Begin Records for this task

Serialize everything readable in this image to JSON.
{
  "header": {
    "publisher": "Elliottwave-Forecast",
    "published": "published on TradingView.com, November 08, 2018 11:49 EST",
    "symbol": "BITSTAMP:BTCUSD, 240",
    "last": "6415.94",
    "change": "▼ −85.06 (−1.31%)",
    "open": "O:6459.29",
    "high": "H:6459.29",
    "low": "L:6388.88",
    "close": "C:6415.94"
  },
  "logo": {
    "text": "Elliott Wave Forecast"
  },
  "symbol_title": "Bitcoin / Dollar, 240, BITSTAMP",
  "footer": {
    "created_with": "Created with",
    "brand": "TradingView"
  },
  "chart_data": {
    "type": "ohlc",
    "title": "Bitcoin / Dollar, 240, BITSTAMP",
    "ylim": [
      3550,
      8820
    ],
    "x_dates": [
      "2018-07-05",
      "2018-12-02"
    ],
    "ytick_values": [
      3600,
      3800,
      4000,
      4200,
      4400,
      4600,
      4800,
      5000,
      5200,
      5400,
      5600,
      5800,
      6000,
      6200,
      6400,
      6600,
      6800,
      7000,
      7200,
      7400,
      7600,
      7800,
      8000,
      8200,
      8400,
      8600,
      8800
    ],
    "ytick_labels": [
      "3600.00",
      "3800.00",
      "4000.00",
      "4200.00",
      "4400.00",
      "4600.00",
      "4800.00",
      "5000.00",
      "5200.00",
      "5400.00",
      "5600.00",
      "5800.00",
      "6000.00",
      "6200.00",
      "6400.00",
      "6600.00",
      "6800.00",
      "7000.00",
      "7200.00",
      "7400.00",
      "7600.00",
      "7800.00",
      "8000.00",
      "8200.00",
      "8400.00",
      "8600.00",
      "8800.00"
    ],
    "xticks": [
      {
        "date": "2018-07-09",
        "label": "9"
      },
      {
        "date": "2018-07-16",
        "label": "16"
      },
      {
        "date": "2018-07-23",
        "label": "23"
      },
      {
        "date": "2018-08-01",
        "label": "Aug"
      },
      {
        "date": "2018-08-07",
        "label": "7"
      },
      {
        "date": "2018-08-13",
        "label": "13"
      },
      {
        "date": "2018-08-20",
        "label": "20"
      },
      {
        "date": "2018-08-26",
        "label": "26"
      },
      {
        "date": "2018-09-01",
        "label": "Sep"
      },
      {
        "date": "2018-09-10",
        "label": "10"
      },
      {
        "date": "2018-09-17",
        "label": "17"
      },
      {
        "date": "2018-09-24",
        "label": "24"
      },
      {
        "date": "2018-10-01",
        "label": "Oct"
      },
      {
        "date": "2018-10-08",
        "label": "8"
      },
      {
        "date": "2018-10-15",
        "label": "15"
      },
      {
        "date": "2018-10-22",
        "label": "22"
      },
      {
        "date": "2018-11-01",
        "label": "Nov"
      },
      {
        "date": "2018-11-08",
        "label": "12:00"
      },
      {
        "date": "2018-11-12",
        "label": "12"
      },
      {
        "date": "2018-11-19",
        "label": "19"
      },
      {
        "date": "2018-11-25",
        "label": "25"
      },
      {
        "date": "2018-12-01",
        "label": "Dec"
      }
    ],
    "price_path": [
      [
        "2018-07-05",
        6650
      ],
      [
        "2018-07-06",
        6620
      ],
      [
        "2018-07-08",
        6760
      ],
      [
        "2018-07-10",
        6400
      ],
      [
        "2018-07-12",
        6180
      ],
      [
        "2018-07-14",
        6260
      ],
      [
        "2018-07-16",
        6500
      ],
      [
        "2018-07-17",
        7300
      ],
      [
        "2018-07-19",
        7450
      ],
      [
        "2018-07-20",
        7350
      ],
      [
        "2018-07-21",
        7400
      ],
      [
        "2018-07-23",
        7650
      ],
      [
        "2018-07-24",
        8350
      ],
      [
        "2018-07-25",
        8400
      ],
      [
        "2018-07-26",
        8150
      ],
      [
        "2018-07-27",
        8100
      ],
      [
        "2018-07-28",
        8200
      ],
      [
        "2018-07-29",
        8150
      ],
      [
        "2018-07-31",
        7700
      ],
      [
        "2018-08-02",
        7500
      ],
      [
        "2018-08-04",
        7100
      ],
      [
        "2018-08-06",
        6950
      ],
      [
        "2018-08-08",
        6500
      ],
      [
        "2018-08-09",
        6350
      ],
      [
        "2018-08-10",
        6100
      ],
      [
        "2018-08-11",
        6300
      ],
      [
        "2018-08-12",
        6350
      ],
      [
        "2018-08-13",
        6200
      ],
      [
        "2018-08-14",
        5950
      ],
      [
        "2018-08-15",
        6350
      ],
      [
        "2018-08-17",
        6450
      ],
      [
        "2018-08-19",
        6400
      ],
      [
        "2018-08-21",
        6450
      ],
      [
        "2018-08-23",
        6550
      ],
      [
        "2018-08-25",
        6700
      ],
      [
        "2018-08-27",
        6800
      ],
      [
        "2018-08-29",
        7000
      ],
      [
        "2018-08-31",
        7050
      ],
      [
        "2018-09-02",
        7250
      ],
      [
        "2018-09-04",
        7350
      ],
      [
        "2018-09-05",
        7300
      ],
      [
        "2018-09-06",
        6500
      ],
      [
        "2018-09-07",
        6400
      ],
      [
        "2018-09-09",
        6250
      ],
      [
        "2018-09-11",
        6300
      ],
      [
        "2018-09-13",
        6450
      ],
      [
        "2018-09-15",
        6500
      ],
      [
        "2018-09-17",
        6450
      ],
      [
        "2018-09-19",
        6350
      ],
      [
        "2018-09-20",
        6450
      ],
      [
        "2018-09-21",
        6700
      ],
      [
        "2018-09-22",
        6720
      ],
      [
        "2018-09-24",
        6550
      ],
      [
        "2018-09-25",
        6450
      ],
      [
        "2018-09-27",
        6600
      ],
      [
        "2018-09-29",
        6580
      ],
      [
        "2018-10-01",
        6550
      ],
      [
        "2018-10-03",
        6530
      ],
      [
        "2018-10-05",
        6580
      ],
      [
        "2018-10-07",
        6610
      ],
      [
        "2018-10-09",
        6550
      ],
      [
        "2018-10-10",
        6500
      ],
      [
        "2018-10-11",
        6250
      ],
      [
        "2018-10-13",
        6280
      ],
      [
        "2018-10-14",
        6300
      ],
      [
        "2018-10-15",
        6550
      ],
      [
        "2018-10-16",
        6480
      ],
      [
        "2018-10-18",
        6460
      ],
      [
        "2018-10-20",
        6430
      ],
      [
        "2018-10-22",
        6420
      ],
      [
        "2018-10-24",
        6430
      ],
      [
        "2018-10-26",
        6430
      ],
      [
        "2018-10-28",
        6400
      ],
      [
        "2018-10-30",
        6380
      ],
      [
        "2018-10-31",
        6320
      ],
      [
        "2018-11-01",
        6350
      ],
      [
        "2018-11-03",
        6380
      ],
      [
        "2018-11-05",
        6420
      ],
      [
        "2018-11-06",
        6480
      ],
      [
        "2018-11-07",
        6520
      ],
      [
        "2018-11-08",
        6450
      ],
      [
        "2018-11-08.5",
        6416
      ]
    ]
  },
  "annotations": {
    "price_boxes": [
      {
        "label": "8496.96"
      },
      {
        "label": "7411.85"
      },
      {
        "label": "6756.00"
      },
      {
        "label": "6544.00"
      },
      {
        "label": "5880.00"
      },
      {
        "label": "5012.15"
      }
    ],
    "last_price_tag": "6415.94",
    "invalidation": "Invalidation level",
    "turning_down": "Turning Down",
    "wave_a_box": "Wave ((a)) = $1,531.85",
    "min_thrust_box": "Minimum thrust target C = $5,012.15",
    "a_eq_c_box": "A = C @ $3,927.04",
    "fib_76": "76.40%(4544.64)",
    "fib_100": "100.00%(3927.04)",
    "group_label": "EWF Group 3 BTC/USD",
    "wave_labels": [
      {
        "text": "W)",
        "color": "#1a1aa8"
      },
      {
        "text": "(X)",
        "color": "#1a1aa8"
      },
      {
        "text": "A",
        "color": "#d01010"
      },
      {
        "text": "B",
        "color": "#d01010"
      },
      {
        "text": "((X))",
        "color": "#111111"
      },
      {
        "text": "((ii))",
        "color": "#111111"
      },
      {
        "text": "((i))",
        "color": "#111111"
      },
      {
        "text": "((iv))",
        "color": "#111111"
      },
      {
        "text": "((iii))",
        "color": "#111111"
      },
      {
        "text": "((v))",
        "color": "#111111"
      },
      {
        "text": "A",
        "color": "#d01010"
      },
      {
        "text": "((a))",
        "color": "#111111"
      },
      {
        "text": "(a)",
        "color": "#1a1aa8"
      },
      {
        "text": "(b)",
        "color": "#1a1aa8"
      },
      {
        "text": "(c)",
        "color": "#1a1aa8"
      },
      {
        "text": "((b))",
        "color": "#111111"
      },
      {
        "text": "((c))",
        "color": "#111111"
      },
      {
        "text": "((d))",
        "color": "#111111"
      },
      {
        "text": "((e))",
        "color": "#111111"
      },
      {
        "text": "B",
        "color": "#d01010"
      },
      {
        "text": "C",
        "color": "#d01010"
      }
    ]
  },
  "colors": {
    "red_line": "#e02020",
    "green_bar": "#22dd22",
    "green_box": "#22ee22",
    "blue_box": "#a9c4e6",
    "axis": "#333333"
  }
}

End Records for this task

» **Directions**
Which lines of the data include "Forecast"? Copy each of them.

» **Written reply**
    "publisher": "Elliottwave-Forecast",
    "text": "Elliott Wave Forecast"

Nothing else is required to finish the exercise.